» **Your instructions**:
Write out all the data again, exactly as it stands.

» **Records from a dataset**:
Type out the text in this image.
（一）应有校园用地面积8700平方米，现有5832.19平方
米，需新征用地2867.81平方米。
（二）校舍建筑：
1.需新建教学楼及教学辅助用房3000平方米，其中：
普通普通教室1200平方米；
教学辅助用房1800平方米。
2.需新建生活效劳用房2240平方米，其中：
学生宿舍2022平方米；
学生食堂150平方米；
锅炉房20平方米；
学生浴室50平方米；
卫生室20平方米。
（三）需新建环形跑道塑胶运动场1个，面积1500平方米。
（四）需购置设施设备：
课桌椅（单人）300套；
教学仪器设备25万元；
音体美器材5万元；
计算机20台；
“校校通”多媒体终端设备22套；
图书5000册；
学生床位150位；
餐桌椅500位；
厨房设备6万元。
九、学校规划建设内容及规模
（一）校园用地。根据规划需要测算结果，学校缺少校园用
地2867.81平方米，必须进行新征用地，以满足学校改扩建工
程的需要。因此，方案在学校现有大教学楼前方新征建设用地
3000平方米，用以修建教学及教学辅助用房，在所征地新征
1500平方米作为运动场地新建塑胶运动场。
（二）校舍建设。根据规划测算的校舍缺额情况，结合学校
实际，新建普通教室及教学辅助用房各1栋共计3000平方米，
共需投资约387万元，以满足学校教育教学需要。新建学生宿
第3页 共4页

» **Response to this task**:
Type out the text in this image.
（一）应有校园用地面积8700平方米，现有5832.19平方
米，需新征用地2867.81平方米。
（二）校舍建筑：
1.需新建教学楼及教学辅助用房3000平方米，其中：
普通普通教室1200平方米；
教学辅助用房1800平方米。
2.需新建生活效劳用房2240平方米，其中：
学生宿舍2022平方米；
学生食堂150平方米；
锅炉房20平方米；
学生浴室50平方米；
卫生室20平方米。
（三）需新建环形跑道塑胶运动场1个，面积1500平方米。
（四）需购置设施设备：
课桌椅（单人）300套；
教学仪器设备25万元；
音体美器材5万元；
计算机20台；
“校校通”多媒体终端设备22套；
图书5000册；
学生床位150位；
餐桌椅500位；
厨房设备6万元。
九、学校规划建设内容及规模
（一）校园用地。根据规划需要测算结果，学校缺少校园用
地2867.81平方米，必须进行新征用地，以满足学校改扩建工
程的需要。因此，方案在学校现有大教学楼前方新征建设用地
3000平方米，用以修建教学及教学辅助用房，在所征地新征
1500平方米作为运动场地新建塑胶运动场。
（二）校舍建设。根据规划测算的校舍缺额情况，结合学校
实际，新建普通教室及教学辅助用房各1栋共计3000平方米，
共需投资约387万元，以满足学校教育教学需要。新建学生宿
第3页 共4页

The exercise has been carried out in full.